Start of Supplied passage
Acoustic model adaptation logic 1704 may be configured to adapt generic acoustic model 1702 into an adapted acoustic model 1706 for a target near-end speaker. In an embodiment, acoustic model adaptation logic 1704 uses the speaker model (e.g., speaker model 208) obtained for the target near-end speaker to adapt generic acoustic model 1702. In accordance with such an embodiment, acoustic model adaptation logic 1702 uses speaker-dependent features of the speaker model associated with the target near-end user (that were extracted from speech signal 220 by feature extraction logic 202 as shown in FIG. 2) to adapt generic acoustic model 1702 into adapted acoustic model 1706. Language model 1710 contains a large list of words and their probability of occurrence in a given sequence. Each word contained in language model 1710 has an associated list of units. In accordance with certain embodiments, language model 1710 may also be adapted for the target near-end speaker. For example, different speakers may use different phrases to accomplish the same task. Therefore, it is likely that different users will have different probabilities of occurrences for various words in language model 1710. ASR stage 1734 may include logic that adapts language model 1710 as the user speaks over time.


Acoustic model adaptation logic 1704 may obtain speaker model 208 in response to the enablement of an SID-assisted mode for ASR stage 1734. For example, acoustic model adaptation logic 1704 may receive speaker identification information that includes a measure of confidence that indicates the likelihood that the particular portion of speech signal 1712 is associated with a target near-end speaker. Upon the measure of confidence reaching a threshold, the SID-assisted mode of ASR stage 1734 is enabled, and acoustic model adaptation logic 1704 accesses the speaker model (e.g., speaker model 208 as shown in FIG. 2) that is associated with the target near-end speaker. In an embodiment, acoustic model adaptation logic 1704 accesses the target near-end speaker's speaker model via an identifier included in speaker identification information received by acoustic model adaptation logic 1704. In another embodiment, the speaker model associated with the target near-end speaker is directly provided to acoustic model adaptation logic 1704 via the speaker identification information.


Acoustic model adaptation logic 1704 may continue to adapt generic acoustic model 1702 as the measure of confidence increases so that adapted acoustic model 1706 becomes more and more tailored for the target near-end speaker.


Speech recognition logic 1708 is configured to recognize a word or phrase spoken by the target near-end speaker. For example, speech recognition logic 1708 may obtain portion(s) of speech signal 1712 and compare features of the obtained portions to features of adapted acoustic model 1706 to find the equivalent units. Thereafter, speech recognition logic 1708 searches language model 1710 for the equivalent series of units. Upon finding a match, speech recognition logic 1708 causes certain operation(s) to be performed on communication device 102 that are associated with the matched series of units.
End of Supplied passage
-- Requests --
1 – Summarize the passage on acoustic model adaptation in two sentences.
2 – Carry on the passage on acoustic model adaptation from its last sentence.
Start of Extracted records
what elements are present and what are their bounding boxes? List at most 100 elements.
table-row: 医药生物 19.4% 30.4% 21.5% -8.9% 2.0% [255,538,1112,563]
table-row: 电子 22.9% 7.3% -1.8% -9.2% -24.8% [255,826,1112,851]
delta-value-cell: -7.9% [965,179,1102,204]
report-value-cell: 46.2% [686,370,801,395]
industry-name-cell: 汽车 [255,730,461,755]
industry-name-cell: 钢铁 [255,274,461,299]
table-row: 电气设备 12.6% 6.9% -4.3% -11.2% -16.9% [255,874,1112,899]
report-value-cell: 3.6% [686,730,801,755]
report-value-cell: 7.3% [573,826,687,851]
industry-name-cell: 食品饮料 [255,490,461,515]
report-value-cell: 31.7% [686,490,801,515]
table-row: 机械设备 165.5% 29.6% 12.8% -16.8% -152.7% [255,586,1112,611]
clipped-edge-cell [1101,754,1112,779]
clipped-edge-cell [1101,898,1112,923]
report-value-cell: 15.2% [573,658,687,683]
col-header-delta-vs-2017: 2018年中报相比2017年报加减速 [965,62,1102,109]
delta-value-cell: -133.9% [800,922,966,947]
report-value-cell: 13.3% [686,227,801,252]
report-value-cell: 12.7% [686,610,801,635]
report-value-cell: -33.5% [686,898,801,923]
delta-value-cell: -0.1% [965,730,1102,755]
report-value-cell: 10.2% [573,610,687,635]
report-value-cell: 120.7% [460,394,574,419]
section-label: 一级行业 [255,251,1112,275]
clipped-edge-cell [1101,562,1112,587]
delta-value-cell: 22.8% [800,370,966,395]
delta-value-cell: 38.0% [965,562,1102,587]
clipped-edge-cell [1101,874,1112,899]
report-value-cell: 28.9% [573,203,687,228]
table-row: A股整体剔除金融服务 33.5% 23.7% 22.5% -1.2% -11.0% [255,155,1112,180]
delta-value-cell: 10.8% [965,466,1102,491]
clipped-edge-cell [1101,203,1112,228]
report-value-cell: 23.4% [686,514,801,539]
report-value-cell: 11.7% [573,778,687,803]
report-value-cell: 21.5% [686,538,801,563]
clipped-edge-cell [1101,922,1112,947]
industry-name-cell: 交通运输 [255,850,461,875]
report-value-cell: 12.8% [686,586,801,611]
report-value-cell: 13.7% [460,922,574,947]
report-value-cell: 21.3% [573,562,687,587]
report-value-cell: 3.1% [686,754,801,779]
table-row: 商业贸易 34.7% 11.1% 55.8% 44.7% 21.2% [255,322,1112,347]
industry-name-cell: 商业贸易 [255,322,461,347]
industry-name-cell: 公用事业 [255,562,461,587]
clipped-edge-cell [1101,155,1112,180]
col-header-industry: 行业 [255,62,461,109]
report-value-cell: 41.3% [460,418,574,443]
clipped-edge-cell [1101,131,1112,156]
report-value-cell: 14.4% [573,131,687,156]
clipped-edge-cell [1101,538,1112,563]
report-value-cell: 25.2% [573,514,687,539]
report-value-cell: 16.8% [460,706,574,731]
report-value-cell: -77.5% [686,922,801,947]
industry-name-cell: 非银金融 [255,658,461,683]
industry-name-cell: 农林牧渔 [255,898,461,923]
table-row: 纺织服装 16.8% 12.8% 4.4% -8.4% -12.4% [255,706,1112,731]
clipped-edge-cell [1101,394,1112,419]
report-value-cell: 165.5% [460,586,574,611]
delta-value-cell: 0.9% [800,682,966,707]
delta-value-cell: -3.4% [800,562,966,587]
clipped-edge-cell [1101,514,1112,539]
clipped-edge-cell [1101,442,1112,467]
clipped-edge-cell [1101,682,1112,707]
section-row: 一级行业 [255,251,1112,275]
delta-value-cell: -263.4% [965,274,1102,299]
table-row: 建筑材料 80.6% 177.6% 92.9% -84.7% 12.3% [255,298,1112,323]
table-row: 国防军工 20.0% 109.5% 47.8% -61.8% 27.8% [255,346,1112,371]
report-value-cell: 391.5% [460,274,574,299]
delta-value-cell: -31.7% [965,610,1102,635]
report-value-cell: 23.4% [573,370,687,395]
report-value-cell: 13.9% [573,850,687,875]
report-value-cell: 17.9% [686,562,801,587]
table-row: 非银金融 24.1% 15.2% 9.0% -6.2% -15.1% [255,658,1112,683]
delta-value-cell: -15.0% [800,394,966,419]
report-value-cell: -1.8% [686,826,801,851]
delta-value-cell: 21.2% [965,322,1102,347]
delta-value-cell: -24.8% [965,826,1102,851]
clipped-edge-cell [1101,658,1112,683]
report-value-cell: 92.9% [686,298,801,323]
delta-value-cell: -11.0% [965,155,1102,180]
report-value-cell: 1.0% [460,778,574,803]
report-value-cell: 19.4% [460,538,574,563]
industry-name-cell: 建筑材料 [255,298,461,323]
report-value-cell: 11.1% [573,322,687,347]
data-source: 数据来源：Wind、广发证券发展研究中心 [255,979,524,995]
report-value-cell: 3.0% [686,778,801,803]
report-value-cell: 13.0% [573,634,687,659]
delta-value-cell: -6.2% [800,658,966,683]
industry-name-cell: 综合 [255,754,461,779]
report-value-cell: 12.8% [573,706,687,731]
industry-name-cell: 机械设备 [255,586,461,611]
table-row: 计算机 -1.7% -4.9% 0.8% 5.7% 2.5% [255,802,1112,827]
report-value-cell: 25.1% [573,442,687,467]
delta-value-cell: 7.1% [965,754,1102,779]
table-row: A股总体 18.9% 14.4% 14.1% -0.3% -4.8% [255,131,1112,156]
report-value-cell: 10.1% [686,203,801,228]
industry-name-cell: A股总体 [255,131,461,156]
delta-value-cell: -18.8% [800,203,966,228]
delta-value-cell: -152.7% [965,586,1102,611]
End of Extracted records
-- Results in order --
1 – Acoustic model adaptation logic 1704 adapts generic acoustic model 1702 into adapted acoustic model 1706 for a target near-end speaker using that speaker's speaker model, which it accesses once a measure of confidence reaches a threshold and the SID-assisted mode of ASR stage 1734 is enabled, and it may keep adapting as the confidence increases. Speech recognition logic 1708 then compares portions of speech signal 1712 with adapted acoustic model 1706 to find equivalent units, searches language model 1710 for the equivalent series of units, and on a match causes associated operations to be performed on communication device 102.

2 –
A potential issue may arise if a target near-end speaker has a strong accent and some of the words or phrases are often incorrectly recognized. To remedy such a deficiency, speech recognition logic 1708 may monitor the target near-end speaker's response to the ASR-recognized voice command 1714. If the target near-end speaker continues to try to speak the same words or phrases after the operation associated with voice command 1714 is issued, speech recognition logic 1708 may determine that the recognized words or phrases are wrong. On the other hand, if the target near-end speaker moves forward to a next logical task, speech recognition logic 1708 may determine that that the recognized words or phrases are correct. Such a technique may also improve the overall recognition accuracy over time as that target near-end speaker continues to use the ASR system if ASR stage 1734 uses only such correctly recognized words and phrases to further adapt and improve adapted acoustic model 1706.


In accordance with an embodiment, SID-assisted ASR could also be used to select the target near-end user's preferred command set. For example, SID could be used in the communication device's wake-up feature where a user utters a “wake-up” command to transition the communication device from sleep mode or some other low power consumption mode to a more active state that is capable of more functionality. Without knowledge of the speaker ID, ASR stage 1734 would have to consider all “wake-up” commands previously used or configured. However, with knowledge of the speaker, only the speaker's customized list of commands (assuming the user has created one) can be considered in the speech recognition process, thereby improving performance. In accordance with such an embodiment, uplink SID logic 216 (as shown in FIG. 2) and ASR stage 1734 may cooperatively improve the performance of each other. For example, ASR stage 1734 may return a measure of confidence that is indicative of the likelihood that the target near-end speaker has spoken a certain word or command. The measure of confidence may also be tracked over time and/or over a number of words or commands. Uplink SID logic 216 may use this measure of confidence along with the command set to aid in the selection of the target near-end speaker. More generally, the frequency of words, phrases, phonemes, etc. that are used over time may assist in identifying the target near-end speaker.


In accordance with yet another embodiment, SID can also be used for rapid and low-complexity feature normalization. Feature normalization has been widely studied as a method by which to remove speaker-dependent components from input features, instead of passing “generic speaker” portions (e.g., frames) to the ASR system (e.g., ASR stage 1734). Such systems train the speaker-dependent feature mapping based on labeled training speech. There is an inherent tradeoff for such systems between the complexity of the feature mapping and the amount of required training data. Traditional methods such as maximum likelihood linear regression (MLLR) learn an affine matrix transformation for each GMM mixture in each HMM state in each separate phonetic model. Such methods are powerful, but require data sets on the order of tens of minutes to saturate. There exist low-complexity feature mappings such as vocal tract length normalization (VTLN), which learn a simple (often linear) frequency warping of spectral analysis within feature extraction. Such methods are less powerful, but require much less data.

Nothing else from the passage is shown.